● **WRITTEN PROBLEM 1**: In the backup discussion below, how much does it cost to run the Mac server app on the Mac Mini?

I just need a roadmap on how to utilize all my external drives and make use of them in a proficient way. I'd like to have all my data from the 3TB NAS (which currently will only be about 20% full) to be backed up to another HD, then that HD would be backed up to my Cloud service I have through CrashPlan.

Thanks,

Brian :)


What's the volume of photo and video editing files? It seems to me that you have about 1TB of media, plus those editing files, plus what you have on-board your Mac. If that can fit on the Thunderbolt external, then you can move everything to that and use the Buffalo NAS as your target for a Time Machine back-up of the whole thing.

Is your NAS an enclosure or a "sealed" unit? If its an enclosure, you can add / replace drives to give you more capacity. Buffalo's software allows you to add a drive to an existing array without losing any data from the existing drives.
 
But TM to a synology or any NAS is temperamental and not a good strategy. Then replicating the TM archive is a disaster in waiting.

He has a Mac Mini that with $30 he can run the Mac server app on and make a more powerful system than any NAS less than $1K.

I assume you don't want to add drives to your mini because its not hidden away?

● **STORED DATA**:
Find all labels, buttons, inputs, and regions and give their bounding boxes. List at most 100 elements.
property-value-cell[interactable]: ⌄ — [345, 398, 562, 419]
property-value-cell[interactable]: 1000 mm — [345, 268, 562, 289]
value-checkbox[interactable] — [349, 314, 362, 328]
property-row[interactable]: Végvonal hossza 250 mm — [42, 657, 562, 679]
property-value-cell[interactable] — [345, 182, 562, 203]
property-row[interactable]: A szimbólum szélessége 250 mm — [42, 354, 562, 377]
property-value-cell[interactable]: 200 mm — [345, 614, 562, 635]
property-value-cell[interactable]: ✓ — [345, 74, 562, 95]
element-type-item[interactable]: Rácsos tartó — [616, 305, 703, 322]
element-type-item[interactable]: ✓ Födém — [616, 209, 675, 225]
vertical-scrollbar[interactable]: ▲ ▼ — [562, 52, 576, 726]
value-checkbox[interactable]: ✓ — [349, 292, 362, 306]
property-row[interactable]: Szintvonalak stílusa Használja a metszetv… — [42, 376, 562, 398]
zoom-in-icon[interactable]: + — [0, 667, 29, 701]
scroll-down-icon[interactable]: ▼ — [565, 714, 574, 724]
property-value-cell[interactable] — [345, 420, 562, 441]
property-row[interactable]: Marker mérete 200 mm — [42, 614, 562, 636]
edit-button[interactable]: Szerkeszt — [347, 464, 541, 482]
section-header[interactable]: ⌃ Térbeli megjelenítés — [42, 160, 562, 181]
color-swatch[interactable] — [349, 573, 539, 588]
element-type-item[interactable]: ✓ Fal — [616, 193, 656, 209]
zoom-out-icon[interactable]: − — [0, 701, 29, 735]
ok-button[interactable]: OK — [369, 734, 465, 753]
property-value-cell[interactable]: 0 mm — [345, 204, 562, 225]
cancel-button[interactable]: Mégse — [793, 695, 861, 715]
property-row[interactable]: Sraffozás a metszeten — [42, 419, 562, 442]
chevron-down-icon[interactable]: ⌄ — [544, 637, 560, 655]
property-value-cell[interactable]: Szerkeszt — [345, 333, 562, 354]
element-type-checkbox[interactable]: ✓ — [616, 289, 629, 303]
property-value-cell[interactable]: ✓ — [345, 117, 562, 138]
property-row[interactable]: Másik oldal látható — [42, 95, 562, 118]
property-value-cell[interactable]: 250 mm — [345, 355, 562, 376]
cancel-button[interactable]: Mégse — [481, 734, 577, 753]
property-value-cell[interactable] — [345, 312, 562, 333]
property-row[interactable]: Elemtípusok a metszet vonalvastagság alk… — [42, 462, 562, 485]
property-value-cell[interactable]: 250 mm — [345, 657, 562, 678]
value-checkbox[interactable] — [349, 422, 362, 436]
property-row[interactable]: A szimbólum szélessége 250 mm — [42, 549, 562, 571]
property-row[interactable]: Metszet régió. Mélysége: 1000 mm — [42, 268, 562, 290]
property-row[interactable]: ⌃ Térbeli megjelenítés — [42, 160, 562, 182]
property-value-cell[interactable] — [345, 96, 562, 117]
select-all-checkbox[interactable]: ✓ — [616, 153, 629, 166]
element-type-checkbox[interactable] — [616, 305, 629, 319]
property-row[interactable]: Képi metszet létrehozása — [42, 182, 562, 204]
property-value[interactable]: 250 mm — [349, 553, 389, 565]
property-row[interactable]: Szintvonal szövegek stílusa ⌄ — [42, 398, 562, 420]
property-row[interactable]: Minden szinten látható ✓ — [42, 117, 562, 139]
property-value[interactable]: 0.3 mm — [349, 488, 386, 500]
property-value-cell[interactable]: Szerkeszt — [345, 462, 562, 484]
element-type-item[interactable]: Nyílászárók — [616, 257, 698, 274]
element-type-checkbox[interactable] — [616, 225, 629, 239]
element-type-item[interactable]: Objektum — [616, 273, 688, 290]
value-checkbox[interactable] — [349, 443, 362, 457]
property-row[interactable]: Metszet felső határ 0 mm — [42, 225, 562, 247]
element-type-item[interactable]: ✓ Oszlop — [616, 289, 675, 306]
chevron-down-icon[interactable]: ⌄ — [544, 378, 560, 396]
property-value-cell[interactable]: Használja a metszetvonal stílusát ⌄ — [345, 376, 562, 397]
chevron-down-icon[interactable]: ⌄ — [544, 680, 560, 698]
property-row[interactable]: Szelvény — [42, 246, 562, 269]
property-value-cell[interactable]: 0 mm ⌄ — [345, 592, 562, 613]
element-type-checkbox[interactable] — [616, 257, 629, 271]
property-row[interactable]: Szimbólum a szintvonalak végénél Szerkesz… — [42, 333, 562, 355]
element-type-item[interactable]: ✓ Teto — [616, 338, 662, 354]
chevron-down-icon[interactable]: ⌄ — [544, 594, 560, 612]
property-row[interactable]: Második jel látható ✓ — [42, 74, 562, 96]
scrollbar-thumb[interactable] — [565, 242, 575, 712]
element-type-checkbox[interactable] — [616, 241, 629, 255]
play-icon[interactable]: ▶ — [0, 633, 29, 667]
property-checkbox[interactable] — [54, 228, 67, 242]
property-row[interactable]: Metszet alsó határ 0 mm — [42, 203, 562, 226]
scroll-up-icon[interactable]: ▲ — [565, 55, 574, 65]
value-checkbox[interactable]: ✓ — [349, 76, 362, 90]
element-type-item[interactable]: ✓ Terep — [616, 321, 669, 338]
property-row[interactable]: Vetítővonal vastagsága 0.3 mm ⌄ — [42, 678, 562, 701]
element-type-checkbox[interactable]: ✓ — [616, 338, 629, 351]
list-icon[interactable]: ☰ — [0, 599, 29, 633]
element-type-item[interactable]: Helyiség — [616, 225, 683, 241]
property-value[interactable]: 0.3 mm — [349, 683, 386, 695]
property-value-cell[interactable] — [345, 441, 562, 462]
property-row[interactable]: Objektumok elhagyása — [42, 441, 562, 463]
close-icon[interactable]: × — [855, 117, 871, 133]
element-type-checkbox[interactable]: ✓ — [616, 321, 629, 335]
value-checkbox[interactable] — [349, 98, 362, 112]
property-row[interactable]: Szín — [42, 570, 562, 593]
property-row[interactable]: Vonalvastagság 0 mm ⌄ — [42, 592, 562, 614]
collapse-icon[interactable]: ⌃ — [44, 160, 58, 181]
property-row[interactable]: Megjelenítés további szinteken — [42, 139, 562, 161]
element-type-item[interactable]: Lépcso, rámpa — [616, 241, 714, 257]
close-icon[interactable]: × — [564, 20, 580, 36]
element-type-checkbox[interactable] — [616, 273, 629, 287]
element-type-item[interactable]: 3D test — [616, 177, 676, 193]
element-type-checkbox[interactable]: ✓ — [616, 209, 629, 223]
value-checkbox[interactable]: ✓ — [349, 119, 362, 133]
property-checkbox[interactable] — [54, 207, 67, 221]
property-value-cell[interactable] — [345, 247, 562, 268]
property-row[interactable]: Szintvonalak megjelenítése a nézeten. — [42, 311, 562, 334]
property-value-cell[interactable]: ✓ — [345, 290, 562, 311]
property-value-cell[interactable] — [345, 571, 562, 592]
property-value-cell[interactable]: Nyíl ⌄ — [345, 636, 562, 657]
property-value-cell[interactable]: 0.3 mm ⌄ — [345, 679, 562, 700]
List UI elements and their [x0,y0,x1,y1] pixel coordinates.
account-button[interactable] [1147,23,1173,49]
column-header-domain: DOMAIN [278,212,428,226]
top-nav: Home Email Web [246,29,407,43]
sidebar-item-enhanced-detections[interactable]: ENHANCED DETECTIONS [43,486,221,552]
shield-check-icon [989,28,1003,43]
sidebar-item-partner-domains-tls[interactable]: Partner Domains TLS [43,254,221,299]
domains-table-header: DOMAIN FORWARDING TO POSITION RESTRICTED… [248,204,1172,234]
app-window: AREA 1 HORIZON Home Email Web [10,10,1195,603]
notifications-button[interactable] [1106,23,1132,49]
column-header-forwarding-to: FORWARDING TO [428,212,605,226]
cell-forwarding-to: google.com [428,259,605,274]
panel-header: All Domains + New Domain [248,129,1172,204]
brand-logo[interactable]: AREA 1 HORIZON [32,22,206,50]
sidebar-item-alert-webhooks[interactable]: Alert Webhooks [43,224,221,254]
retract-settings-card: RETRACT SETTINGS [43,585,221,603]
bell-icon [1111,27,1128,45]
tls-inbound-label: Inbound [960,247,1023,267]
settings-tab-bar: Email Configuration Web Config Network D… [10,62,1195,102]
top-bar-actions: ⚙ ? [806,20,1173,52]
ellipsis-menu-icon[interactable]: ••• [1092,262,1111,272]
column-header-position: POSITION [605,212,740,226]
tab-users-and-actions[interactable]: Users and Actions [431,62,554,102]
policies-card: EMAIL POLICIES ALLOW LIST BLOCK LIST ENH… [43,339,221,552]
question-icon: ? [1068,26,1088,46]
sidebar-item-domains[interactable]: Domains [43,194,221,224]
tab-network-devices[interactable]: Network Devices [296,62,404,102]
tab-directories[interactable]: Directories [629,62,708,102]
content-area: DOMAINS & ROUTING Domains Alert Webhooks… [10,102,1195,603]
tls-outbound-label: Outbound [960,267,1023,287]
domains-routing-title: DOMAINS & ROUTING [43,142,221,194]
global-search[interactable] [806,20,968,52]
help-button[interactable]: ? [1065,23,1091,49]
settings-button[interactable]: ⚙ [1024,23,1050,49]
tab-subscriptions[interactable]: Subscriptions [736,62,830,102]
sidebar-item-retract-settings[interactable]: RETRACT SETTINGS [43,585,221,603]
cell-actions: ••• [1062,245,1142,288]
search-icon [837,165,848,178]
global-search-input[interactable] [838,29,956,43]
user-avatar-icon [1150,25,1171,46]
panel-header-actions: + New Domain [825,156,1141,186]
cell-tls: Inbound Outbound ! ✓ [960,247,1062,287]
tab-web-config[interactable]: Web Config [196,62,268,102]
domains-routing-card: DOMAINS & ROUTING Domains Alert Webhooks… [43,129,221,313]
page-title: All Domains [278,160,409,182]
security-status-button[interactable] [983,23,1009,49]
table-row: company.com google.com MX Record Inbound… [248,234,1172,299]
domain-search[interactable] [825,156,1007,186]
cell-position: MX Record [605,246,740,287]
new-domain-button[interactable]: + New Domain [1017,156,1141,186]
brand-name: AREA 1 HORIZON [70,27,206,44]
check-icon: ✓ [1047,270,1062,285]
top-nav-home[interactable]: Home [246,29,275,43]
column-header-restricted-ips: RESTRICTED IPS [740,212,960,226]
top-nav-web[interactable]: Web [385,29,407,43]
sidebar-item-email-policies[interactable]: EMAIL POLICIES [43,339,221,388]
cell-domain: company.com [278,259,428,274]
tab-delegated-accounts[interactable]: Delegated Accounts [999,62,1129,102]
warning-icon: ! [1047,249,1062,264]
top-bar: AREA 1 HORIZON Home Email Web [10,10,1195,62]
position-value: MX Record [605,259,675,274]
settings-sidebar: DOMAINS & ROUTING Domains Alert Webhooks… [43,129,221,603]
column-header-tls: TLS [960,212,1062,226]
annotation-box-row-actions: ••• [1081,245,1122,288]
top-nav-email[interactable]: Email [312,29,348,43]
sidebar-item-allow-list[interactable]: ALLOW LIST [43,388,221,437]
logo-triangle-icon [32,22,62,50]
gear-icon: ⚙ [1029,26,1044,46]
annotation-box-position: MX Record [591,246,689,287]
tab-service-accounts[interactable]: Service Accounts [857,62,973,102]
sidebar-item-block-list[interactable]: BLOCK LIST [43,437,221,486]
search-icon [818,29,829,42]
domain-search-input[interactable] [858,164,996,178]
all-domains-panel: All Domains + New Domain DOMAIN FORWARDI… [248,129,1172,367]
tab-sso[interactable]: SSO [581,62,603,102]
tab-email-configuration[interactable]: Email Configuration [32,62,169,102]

● **WRITTEN PROBLEM 2**: Copy the records word for word, starting with their first line and going on through the line with "element-type-item[interactable]: Rácsos tartó", both included.

● **TASK SOLUTION 1**: $30

● **TASK SOLUTION 2**:
Find all labels, buttons, inputs, and regions and give their bounding boxes. List at most 100 elements.
property-value-cell[interactable]: ⌄ — [345, 398, 562, 419]
property-value-cell[interactable]: 1000 mm — [345, 268, 562, 289]
value-checkbox[interactable] — [349, 314, 362, 328]
property-row[interactable]: Végvonal hossza 250 mm — [42, 657, 562, 679]
property-value-cell[interactable] — [345, 182, 562, 203]
property-row[interactable]: A szimbólum szélessége 250 mm — [42, 354, 562, 377]
property-value-cell[interactable]: 200 mm — [345, 614, 562, 635]
property-value-cell[interactable]: ✓ — [345, 74, 562, 95]
element-type-item[interactable]: Rácsos tartó — [616, 305, 703, 322]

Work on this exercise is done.